▶ _TASK DIRECTIONS_
Format every line of the data below as a numbered list, skipping blank lines and omitting the pictures.

════

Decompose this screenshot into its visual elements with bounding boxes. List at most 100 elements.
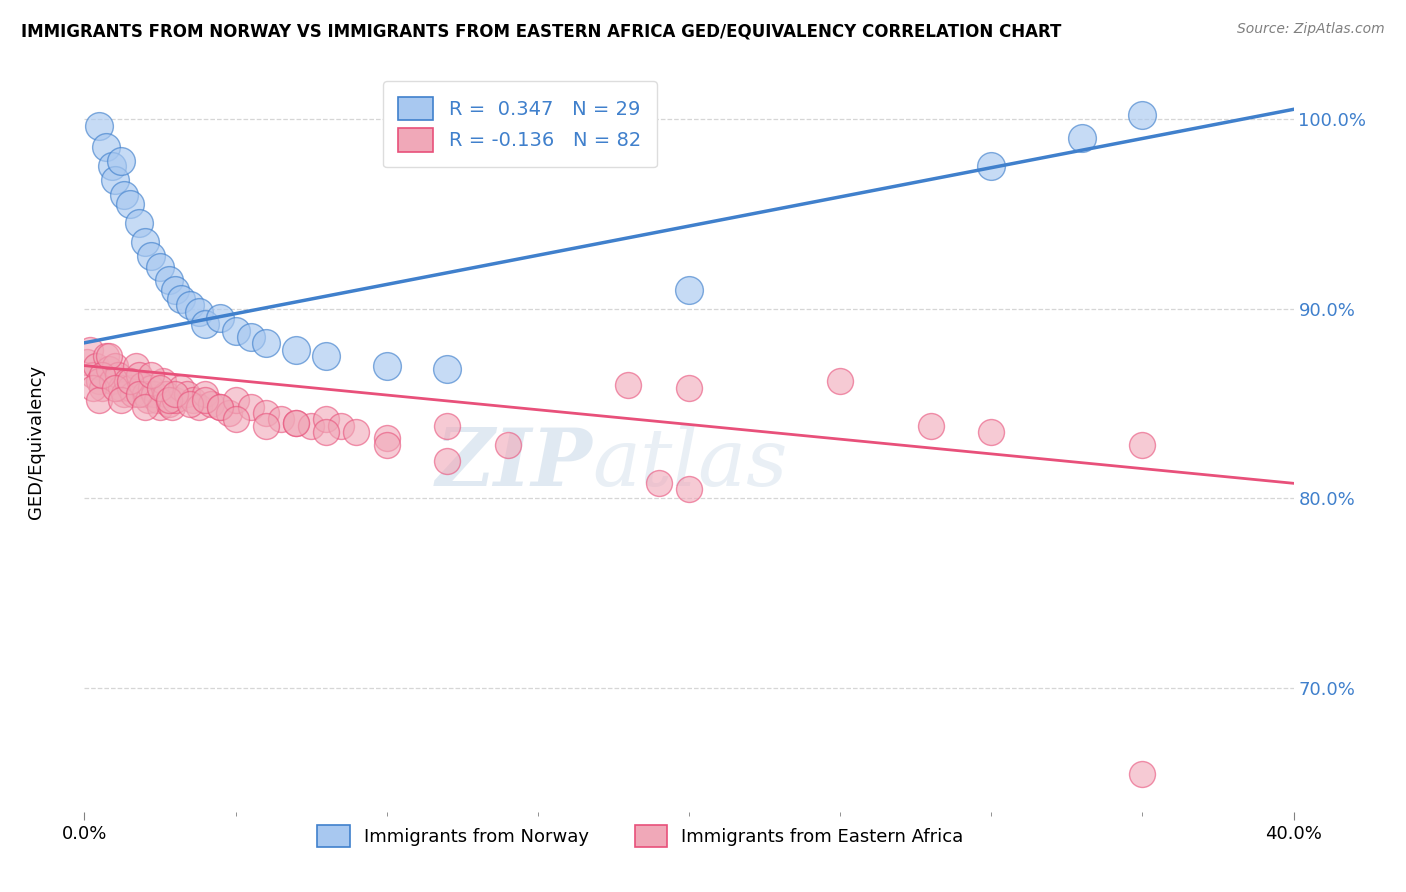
Point	[239, 330, 262, 344]
Point	[157, 273, 180, 287]
Point	[188, 401, 211, 415]
Point	[209, 401, 232, 415]
Point	[315, 425, 337, 439]
Point	[118, 197, 141, 211]
Point	[436, 362, 458, 376]
Point	[188, 305, 211, 319]
Point	[375, 431, 398, 445]
Point	[179, 298, 201, 312]
Point	[100, 374, 122, 388]
Point	[678, 283, 700, 297]
Point	[176, 387, 198, 401]
Point	[89, 374, 111, 388]
Point	[225, 411, 247, 425]
Point	[165, 283, 187, 297]
Point	[1071, 130, 1094, 145]
Point	[209, 401, 232, 415]
Point	[94, 349, 117, 363]
Point	[200, 396, 222, 410]
Point	[97, 349, 120, 363]
Text: atlas: atlas	[592, 425, 787, 502]
Point	[980, 159, 1002, 173]
Point	[89, 392, 111, 407]
Point	[254, 419, 277, 434]
Point	[152, 374, 174, 388]
Point	[131, 377, 153, 392]
Point	[270, 411, 292, 425]
Point	[496, 438, 519, 452]
Point	[920, 419, 942, 434]
Point	[146, 392, 169, 407]
Point	[285, 343, 308, 358]
Point	[315, 411, 337, 425]
Point	[125, 359, 148, 373]
Point	[315, 349, 337, 363]
Point	[678, 482, 700, 496]
Point	[254, 406, 277, 420]
Point	[79, 343, 101, 358]
Point	[142, 387, 165, 401]
Point	[157, 392, 180, 407]
Point	[157, 396, 180, 410]
Point	[170, 381, 193, 395]
Point	[181, 392, 204, 407]
Point	[165, 392, 187, 407]
Point	[97, 362, 120, 376]
Point	[128, 216, 150, 230]
Point	[285, 416, 308, 430]
Point	[104, 172, 127, 186]
Point	[1130, 438, 1153, 452]
Point	[436, 419, 458, 434]
Point	[179, 396, 201, 410]
Point	[136, 392, 159, 407]
Point	[112, 187, 135, 202]
Point	[980, 425, 1002, 439]
Point	[110, 381, 132, 395]
Point	[194, 387, 217, 401]
Point	[76, 355, 98, 369]
Point	[299, 419, 322, 434]
Point	[285, 416, 308, 430]
Point	[82, 381, 104, 395]
Point	[115, 374, 138, 388]
Point	[139, 248, 162, 262]
Point	[830, 374, 852, 388]
Point	[254, 335, 277, 350]
Point	[91, 381, 114, 395]
Point	[239, 401, 262, 415]
Point	[1130, 108, 1153, 122]
Point	[330, 419, 353, 434]
Point	[139, 368, 162, 383]
Point	[160, 401, 183, 415]
Point	[134, 387, 156, 401]
Point	[118, 381, 141, 395]
Legend: Immigrants from Norway, Immigrants from Eastern Africa: Immigrants from Norway, Immigrants from …	[308, 816, 973, 856]
Point	[100, 159, 122, 173]
Point	[86, 359, 108, 373]
Point	[194, 317, 217, 331]
Point	[678, 381, 700, 395]
Point	[165, 387, 187, 401]
Point	[218, 406, 240, 420]
Point	[149, 260, 172, 274]
Point	[1130, 766, 1153, 780]
Point	[149, 381, 172, 395]
Point	[121, 387, 143, 401]
Point	[617, 377, 640, 392]
Point	[91, 368, 114, 383]
Point	[128, 387, 150, 401]
Point	[648, 476, 671, 491]
Point	[104, 381, 127, 395]
Point	[134, 401, 156, 415]
Point	[107, 368, 129, 383]
Point	[134, 235, 156, 250]
Point	[170, 292, 193, 306]
Point	[112, 387, 135, 401]
Point	[346, 425, 368, 439]
Text: IMMIGRANTS FROM NORWAY VS IMMIGRANTS FROM EASTERN AFRICA GED/EQUIVALENCY CORRELA: IMMIGRANTS FROM NORWAY VS IMMIGRANTS FRO…	[21, 22, 1062, 40]
Point	[149, 401, 172, 415]
Point	[225, 392, 247, 407]
Point	[225, 325, 247, 339]
Point	[89, 120, 111, 134]
Point	[194, 392, 217, 407]
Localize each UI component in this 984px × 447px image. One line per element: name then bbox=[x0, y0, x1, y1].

════

▶ _FULL OUTPUT_
1. Decompose this screenshot into its visual elements with bounding boxes. List at most 100 elements.
2. Point	[239, 330, 262, 344]
3. Point	[157, 273, 180, 287]
4. Point	[188, 401, 211, 415]
5. Point	[209, 401, 232, 415]
6. Point	[315, 425, 337, 439]
7. Point	[118, 197, 141, 211]
8. Point	[436, 362, 458, 376]
9. Point	[188, 305, 211, 319]
10. Point	[375, 431, 398, 445]
11. Point	[179, 298, 201, 312]
12. Point	[100, 374, 122, 388]
13. Point	[678, 283, 700, 297]
14. Point	[176, 387, 198, 401]
15. Point	[89, 374, 111, 388]
16. Point	[225, 411, 247, 425]
17. Point	[165, 283, 187, 297]
18. Point	[1071, 130, 1094, 145]
19. Point	[209, 401, 232, 415]
20. Point	[94, 349, 117, 363]
21. Point	[200, 396, 222, 410]
22. Point	[97, 349, 120, 363]
23. Text: atlas: atlas	[592, 425, 787, 502]
24. Point	[980, 159, 1002, 173]
25. Point	[89, 392, 111, 407]
26. Point	[254, 419, 277, 434]
27. Point	[152, 374, 174, 388]
28. Point	[131, 377, 153, 392]
29. Point	[270, 411, 292, 425]
30. Point	[496, 438, 519, 452]
31. Point	[920, 419, 942, 434]
32. Point	[146, 392, 169, 407]
33. Point	[285, 343, 308, 358]
34. Point	[315, 411, 337, 425]
35. Point	[125, 359, 148, 373]
36. Point	[315, 349, 337, 363]
37. Point	[678, 482, 700, 496]
38. Point	[254, 406, 277, 420]
39. Point	[79, 343, 101, 358]
40. Point	[142, 387, 165, 401]
41. Point	[157, 392, 180, 407]
42. Point	[157, 396, 180, 410]
43. Point	[170, 381, 193, 395]
44. Point	[181, 392, 204, 407]
45. Point	[165, 392, 187, 407]
46. Point	[97, 362, 120, 376]
47. Point	[128, 216, 150, 230]
48. Point	[285, 416, 308, 430]
49. Point	[104, 172, 127, 186]
50. Point	[1130, 438, 1153, 452]
51. Point	[436, 419, 458, 434]
52. Point	[179, 396, 201, 410]
53. Point	[136, 392, 159, 407]
54. Point	[112, 187, 135, 202]
55. Point	[980, 425, 1002, 439]
56. Point	[110, 381, 132, 395]
57. Point	[194, 387, 217, 401]
58. Point	[76, 355, 98, 369]
59. Point	[299, 419, 322, 434]
60. Point	[285, 416, 308, 430]
61. Point	[82, 381, 104, 395]
62. Point	[115, 374, 138, 388]
63. Point	[139, 248, 162, 262]
64. Point	[830, 374, 852, 388]
65. Point	[254, 335, 277, 350]
66. Point	[91, 381, 114, 395]
67. Point	[239, 401, 262, 415]
68. Point	[1130, 108, 1153, 122]
69. Point	[330, 419, 353, 434]
70. Point	[139, 368, 162, 383]
71. Point	[160, 401, 183, 415]
72. Point	[134, 387, 156, 401]
73. Point	[118, 381, 141, 395]
74. Legend: Immigrants from Norway, Immigrants from Eastern Africa: Immigrants from Norway, Immigrants from …	[308, 816, 973, 856]
75. Point	[100, 159, 122, 173]
76. Point	[86, 359, 108, 373]
77. Point	[194, 317, 217, 331]
78. Point	[678, 381, 700, 395]
79. Point	[165, 387, 187, 401]
80. Point	[218, 406, 240, 420]
81. Point	[149, 260, 172, 274]
82. Point	[1130, 766, 1153, 780]
83. Point	[149, 381, 172, 395]
84. Point	[121, 387, 143, 401]
85. Point	[617, 377, 640, 392]
86. Point	[91, 368, 114, 383]
87. Point	[128, 387, 150, 401]
88. Point	[648, 476, 671, 491]
89. Point	[104, 381, 127, 395]
90. Point	[134, 401, 156, 415]
91. Point	[107, 368, 129, 383]
92. Point	[134, 235, 156, 250]
93. Point	[170, 292, 193, 306]
94. Point	[112, 387, 135, 401]
95. Point	[346, 425, 368, 439]
96. Text: IMMIGRANTS FROM NORWAY VS IMMIGRANTS FROM EASTERN AFRICA GED/EQUIVALENCY CORRELA: IMMIGRANTS FROM NORWAY VS IMMIGRANTS FRO…	[21, 22, 1062, 40]
97. Point	[149, 401, 172, 415]
98. Point	[225, 392, 247, 407]
99. Point	[225, 325, 247, 339]
100. Point	[89, 120, 111, 134]
101. Point	[194, 392, 217, 407]
102. Localize each UI component in this 984px × 447px image. One line per element: name then bbox=[x0, y0, x1, y1].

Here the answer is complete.